**Goal**: An exact copy of the records is required, minus the pictures they hold.

Data entries for graphics:

========================

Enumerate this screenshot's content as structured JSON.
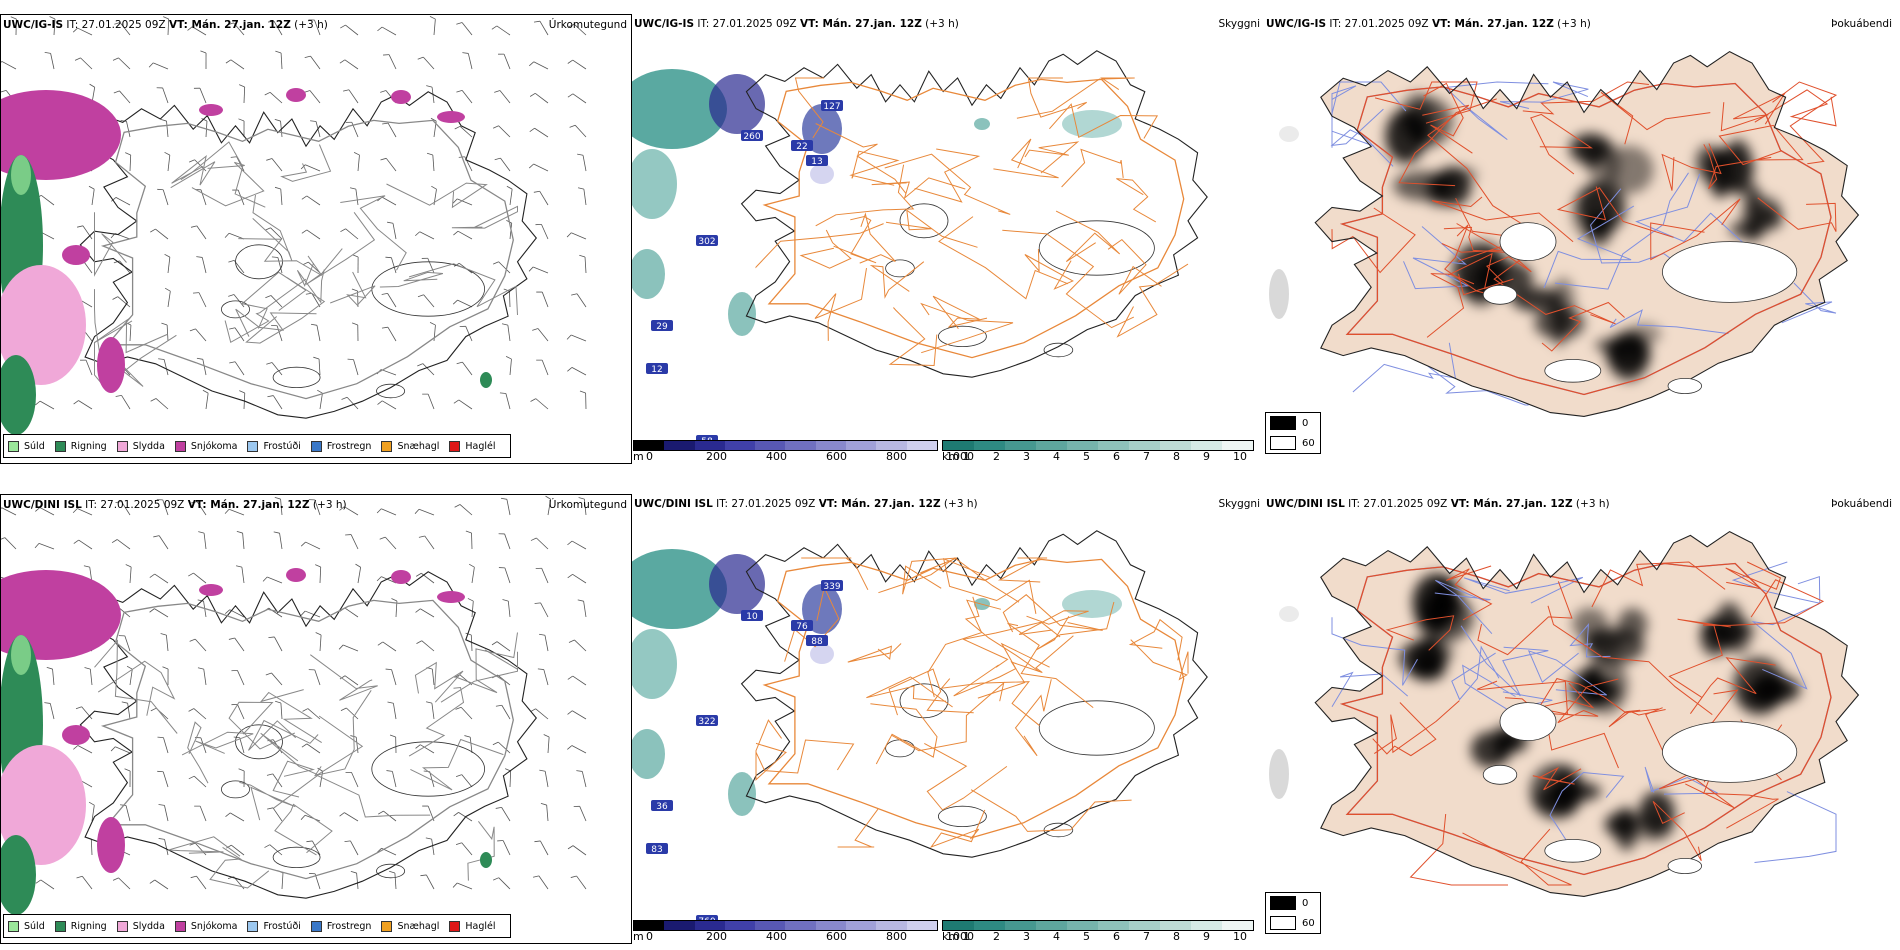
{
  "rows": [
    {
      "model": "UWC/IG-IS",
      "run": "IT: 27.01.2025 09Z",
      "valid_label": "VT: Mán. 27.jan. 12Z",
      "lead": "(+3 h)"
    },
    {
      "model": "UWC/DINI ISL",
      "run": "IT: 27.01.2025 09Z",
      "valid_label": "VT: Mán. 27.jan. 12Z",
      "lead": "(+3 h)"
    }
  ],
  "panel_titles": {
    "precip": "Úrkomutegund",
    "visibility": "Skyggni",
    "fog": "Þokuábendi"
  },
  "precip_legend": [
    {
      "label": "Súld",
      "color": "#9be89b"
    },
    {
      "label": "Rigning",
      "color": "#2e8b57"
    },
    {
      "label": "Slydda",
      "color": "#f0a8d8"
    },
    {
      "label": "Snjókoma",
      "color": "#c040a0"
    },
    {
      "label": "Frostúði",
      "color": "#9cc8f0"
    },
    {
      "label": "Frostregn",
      "color": "#3a78c8"
    },
    {
      "label": "Snæhagl",
      "color": "#f0a020"
    },
    {
      "label": "Haglél",
      "color": "#e01818"
    }
  ],
  "ceiling_scale": {
    "unit": "m",
    "ticks": [
      "0",
      "200",
      "400",
      "600",
      "800",
      "1000"
    ],
    "colors": [
      "#000000",
      "#1a1a70",
      "#2a2a90",
      "#4040a8",
      "#5858b4",
      "#7070c0",
      "#8888cc",
      "#a0a0d8",
      "#b8b8e2",
      "#d0d0ee"
    ]
  },
  "visibility_scale": {
    "unit": "km",
    "ticks": [
      "1",
      "2",
      "3",
      "4",
      "5",
      "6",
      "7",
      "8",
      "9",
      "10"
    ],
    "colors": [
      "#1e7a72",
      "#2e8a82",
      "#469890",
      "#5ea69e",
      "#76b4ac",
      "#8ec2ba",
      "#a6d0c8",
      "#bedcd6",
      "#d6eae6",
      "#eef6f4"
    ]
  },
  "fog_legend": [
    {
      "label": "0",
      "color": "#000000"
    },
    {
      "label": "60",
      "color": "#ffffff"
    }
  ],
  "visibility_values_row1": [
    "127",
    "260",
    "22",
    "13",
    "302",
    "29",
    "12",
    "58"
  ],
  "visibility_values_row2": [
    "339",
    "10",
    "76",
    "88",
    "322",
    "36",
    "83",
    "760"
  ],
  "colors": {
    "coast": "#222222",
    "roads_vis": "#e8883a",
    "roads_fog": "#e0502c",
    "land_fog": "#f1dccb",
    "rivers": "#7f8fe0",
    "snow": "#c040a0",
    "rain": "#2e8b57",
    "sleet": "#f0a8d8",
    "drizzle": "#9be89b",
    "teal": "#3d9a90"
  }
}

========================

**Solution**:
Enumerate this screenshot's content as structured JSON.
{
  "rows": [
    {
      "model": "UWC/IG-IS",
      "run": "IT: 27.01.2025 09Z",
      "valid_label": "VT: Mán. 27.jan. 12Z",
      "lead": "(+3 h)"
    },
    {
      "model": "UWC/DINI ISL",
      "run": "IT: 27.01.2025 09Z",
      "valid_label": "VT: Mán. 27.jan. 12Z",
      "lead": "(+3 h)"
    }
  ],
  "panel_titles": {
    "precip": "Úrkomutegund",
    "visibility": "Skyggni",
    "fog": "Þokuábendi"
  },
  "precip_legend": [
    {
      "label": "Súld",
      "color": "#9be89b"
    },
    {
      "label": "Rigning",
      "color": "#2e8b57"
    },
    {
      "label": "Slydda",
      "color": "#f0a8d8"
    },
    {
      "label": "Snjókoma",
      "color": "#c040a0"
    },
    {
      "label": "Frostúði",
      "color": "#9cc8f0"
    },
    {
      "label": "Frostregn",
      "color": "#3a78c8"
    },
    {
      "label": "Snæhagl",
      "color": "#f0a020"
    },
    {
      "label": "Haglél",
      "color": "#e01818"
    }
  ],
  "ceiling_scale": {
    "unit": "m",
    "ticks": [
      "0",
      "200",
      "400",
      "600",
      "800",
      "1000"
    ],
    "colors": [
      "#000000",
      "#1a1a70",
      "#2a2a90",
      "#4040a8",
      "#5858b4",
      "#7070c0",
      "#8888cc",
      "#a0a0d8",
      "#b8b8e2",
      "#d0d0ee"
    ]
  },
  "visibility_scale": {
    "unit": "km",
    "ticks": [
      "1",
      "2",
      "3",
      "4",
      "5",
      "6",
      "7",
      "8",
      "9",
      "10"
    ],
    "colors": [
      "#1e7a72",
      "#2e8a82",
      "#469890",
      "#5ea69e",
      "#76b4ac",
      "#8ec2ba",
      "#a6d0c8",
      "#bedcd6",
      "#d6eae6",
      "#eef6f4"
    ]
  },
  "fog_legend": [
    {
      "label": "0",
      "color": "#000000"
    },
    {
      "label": "60",
      "color": "#ffffff"
    }
  ],
  "visibility_values_row1": [
    "127",
    "260",
    "22",
    "13",
    "302",
    "29",
    "12",
    "58"
  ],
  "visibility_values_row2": [
    "339",
    "10",
    "76",
    "88",
    "322",
    "36",
    "83",
    "760"
  ],
  "colors": {
    "coast": "#222222",
    "roads_vis": "#e8883a",
    "roads_fog": "#e0502c",
    "land_fog": "#f1dccb",
    "rivers": "#7f8fe0",
    "snow": "#c040a0",
    "rain": "#2e8b57",
    "sleet": "#f0a8d8",
    "drizzle": "#9be89b",
    "teal": "#3d9a90"
  }
}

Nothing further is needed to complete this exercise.